■ WHAT TO PRODUCE ■
Find every line below that contains the word "那是回忆里最感动的眺望" and copy it out.

■ RAW RECORDS ■

* * * * * * *

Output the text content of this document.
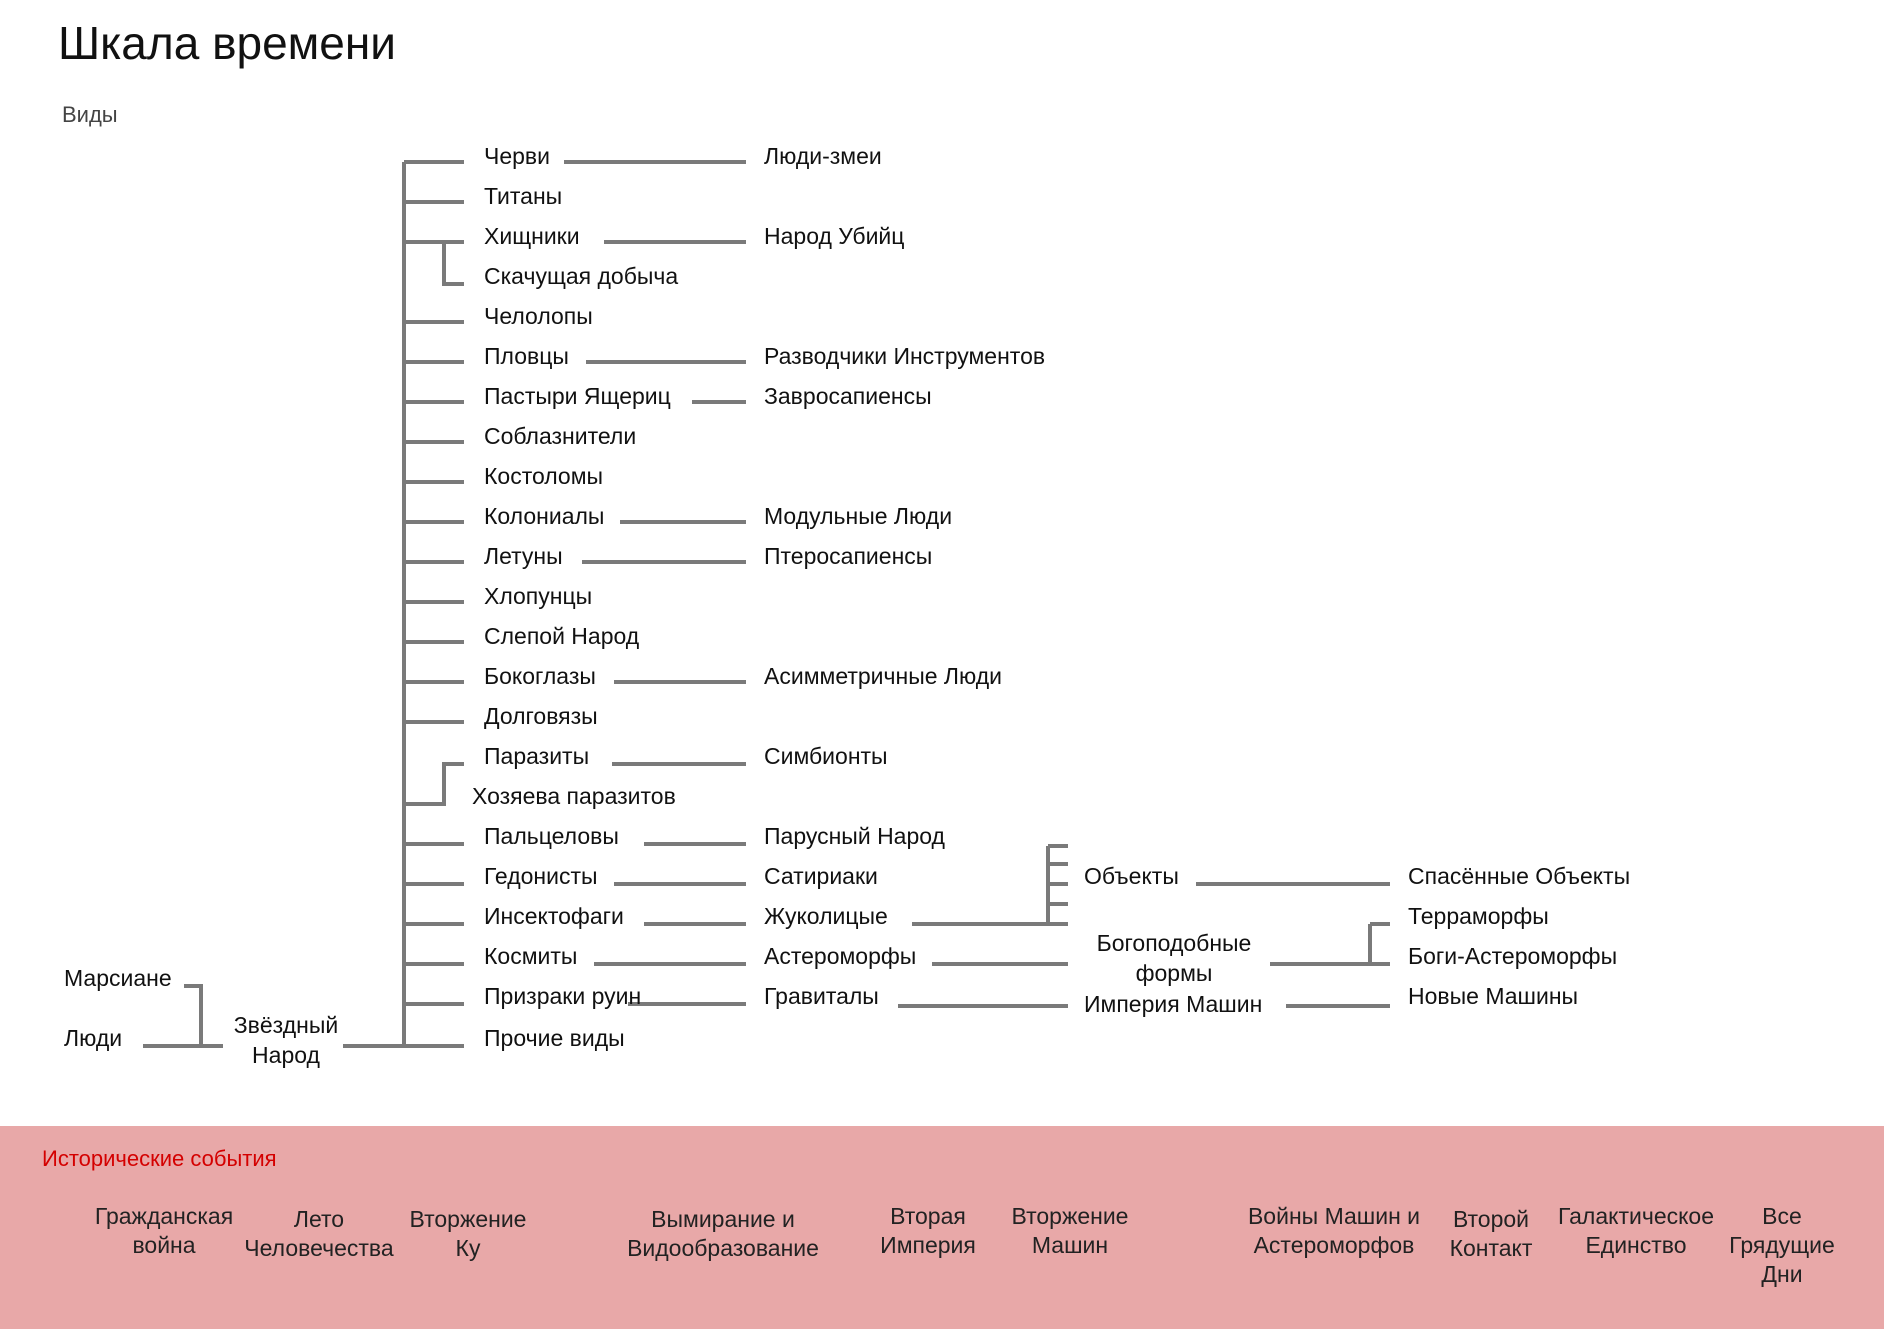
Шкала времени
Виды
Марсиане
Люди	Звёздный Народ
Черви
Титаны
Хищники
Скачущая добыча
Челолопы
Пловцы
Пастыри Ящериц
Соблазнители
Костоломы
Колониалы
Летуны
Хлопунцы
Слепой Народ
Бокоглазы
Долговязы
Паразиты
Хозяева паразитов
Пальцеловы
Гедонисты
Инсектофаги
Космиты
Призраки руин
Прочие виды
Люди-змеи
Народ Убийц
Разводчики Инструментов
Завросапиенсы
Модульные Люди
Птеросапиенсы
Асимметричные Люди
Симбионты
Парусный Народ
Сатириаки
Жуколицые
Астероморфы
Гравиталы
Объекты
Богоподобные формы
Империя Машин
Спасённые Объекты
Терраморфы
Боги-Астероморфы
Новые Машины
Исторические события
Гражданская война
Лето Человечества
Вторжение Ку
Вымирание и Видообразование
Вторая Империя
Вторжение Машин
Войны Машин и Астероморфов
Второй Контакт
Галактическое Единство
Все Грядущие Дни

* * * * * * *

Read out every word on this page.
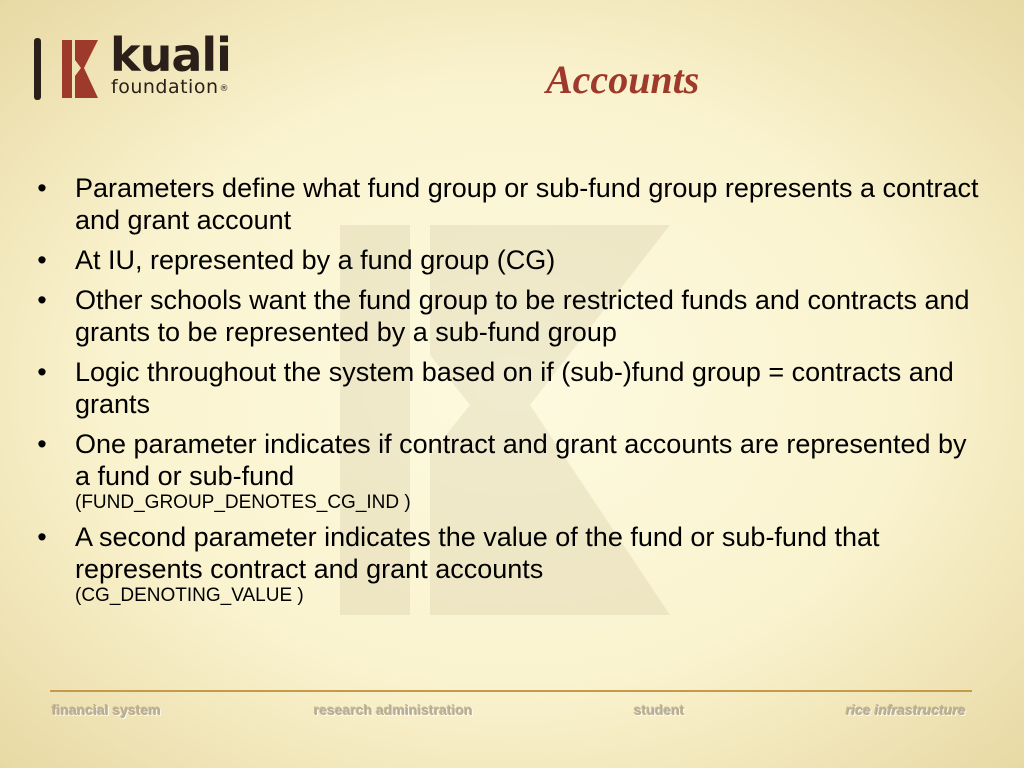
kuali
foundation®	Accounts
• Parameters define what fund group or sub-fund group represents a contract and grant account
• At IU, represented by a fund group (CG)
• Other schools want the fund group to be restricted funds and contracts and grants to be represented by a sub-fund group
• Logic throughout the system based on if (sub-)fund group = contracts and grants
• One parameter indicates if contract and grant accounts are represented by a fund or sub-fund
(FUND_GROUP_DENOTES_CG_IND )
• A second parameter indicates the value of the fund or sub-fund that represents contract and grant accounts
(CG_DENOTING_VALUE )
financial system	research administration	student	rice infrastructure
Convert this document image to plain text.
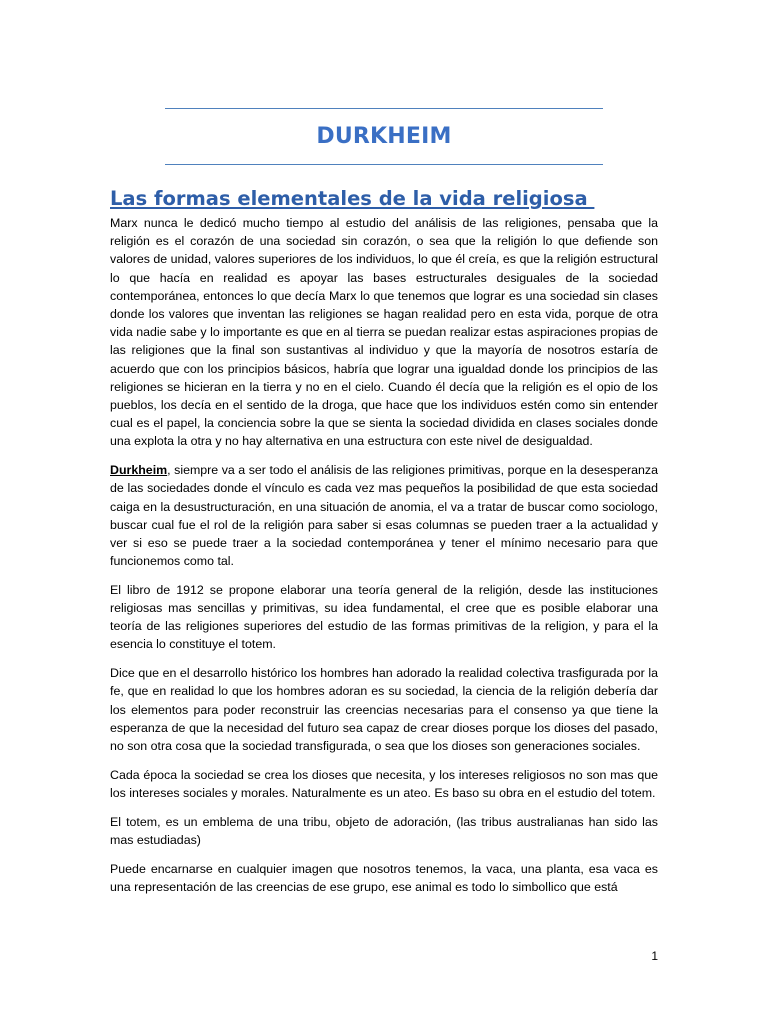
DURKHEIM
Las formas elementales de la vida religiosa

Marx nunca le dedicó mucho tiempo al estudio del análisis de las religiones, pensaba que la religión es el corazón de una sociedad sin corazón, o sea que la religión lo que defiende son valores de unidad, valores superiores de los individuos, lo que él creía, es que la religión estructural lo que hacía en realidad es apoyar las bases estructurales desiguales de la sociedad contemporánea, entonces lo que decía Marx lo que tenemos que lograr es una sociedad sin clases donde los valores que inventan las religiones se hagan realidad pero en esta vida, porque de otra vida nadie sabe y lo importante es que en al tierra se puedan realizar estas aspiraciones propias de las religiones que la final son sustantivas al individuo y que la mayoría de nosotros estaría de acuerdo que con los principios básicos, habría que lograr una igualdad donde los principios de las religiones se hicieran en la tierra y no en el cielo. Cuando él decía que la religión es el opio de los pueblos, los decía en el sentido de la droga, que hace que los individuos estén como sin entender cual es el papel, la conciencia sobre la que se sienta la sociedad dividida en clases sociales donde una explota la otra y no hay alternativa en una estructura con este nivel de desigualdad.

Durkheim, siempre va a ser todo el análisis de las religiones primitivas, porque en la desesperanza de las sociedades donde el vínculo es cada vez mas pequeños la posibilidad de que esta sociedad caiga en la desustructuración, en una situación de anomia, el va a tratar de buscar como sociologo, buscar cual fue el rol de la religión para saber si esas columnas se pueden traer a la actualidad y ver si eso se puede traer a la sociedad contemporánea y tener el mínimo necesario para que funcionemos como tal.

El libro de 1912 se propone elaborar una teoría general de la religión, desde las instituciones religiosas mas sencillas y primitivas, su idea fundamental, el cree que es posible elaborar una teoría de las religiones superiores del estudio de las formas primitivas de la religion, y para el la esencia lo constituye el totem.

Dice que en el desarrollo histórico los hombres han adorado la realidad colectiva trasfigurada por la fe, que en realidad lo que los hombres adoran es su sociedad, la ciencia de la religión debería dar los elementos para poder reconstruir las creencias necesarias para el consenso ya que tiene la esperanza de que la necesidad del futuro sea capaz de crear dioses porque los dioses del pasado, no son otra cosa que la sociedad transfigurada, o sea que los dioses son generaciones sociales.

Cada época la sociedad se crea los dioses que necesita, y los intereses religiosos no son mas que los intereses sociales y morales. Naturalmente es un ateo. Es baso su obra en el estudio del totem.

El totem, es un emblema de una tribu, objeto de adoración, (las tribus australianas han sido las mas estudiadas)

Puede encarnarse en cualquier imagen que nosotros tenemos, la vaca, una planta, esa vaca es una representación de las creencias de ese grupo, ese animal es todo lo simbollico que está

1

* * * * * * *

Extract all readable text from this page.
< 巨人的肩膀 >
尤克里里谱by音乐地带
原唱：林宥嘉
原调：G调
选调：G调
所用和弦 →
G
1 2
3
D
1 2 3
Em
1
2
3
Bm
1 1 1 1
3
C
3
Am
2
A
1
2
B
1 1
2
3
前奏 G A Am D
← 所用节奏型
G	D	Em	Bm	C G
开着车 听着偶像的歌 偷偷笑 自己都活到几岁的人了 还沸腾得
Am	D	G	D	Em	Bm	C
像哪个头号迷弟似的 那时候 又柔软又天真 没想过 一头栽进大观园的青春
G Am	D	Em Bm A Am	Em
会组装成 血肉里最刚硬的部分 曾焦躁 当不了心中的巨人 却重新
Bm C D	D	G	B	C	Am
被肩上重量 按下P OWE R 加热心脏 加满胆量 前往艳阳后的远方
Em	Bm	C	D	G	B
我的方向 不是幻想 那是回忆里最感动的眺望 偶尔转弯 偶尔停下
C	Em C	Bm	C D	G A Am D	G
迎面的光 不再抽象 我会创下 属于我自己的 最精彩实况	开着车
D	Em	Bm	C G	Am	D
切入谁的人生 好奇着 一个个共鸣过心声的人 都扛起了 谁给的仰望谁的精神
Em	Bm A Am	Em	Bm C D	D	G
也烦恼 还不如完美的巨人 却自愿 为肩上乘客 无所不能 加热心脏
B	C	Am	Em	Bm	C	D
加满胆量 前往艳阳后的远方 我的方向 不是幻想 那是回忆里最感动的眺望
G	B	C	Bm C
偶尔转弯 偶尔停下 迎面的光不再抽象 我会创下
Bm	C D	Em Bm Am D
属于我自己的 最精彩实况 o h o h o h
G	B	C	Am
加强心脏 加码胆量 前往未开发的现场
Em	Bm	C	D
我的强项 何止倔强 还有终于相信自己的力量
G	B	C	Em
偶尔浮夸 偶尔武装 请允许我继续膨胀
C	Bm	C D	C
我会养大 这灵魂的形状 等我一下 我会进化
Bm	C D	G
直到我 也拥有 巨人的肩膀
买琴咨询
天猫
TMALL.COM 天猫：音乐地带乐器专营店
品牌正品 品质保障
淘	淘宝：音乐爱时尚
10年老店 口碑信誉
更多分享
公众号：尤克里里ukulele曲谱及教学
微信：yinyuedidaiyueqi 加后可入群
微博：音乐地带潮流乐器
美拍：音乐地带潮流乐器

* * * * * * *

■ OUTPUT OF THE TASK ■
我的方向 不是幻想 那是回忆里最感动的眺望 偶尔转弯 偶尔停下
加满胆量 前往艳阳后的远方 我的方向 不是幻想 那是回忆里最感动的眺望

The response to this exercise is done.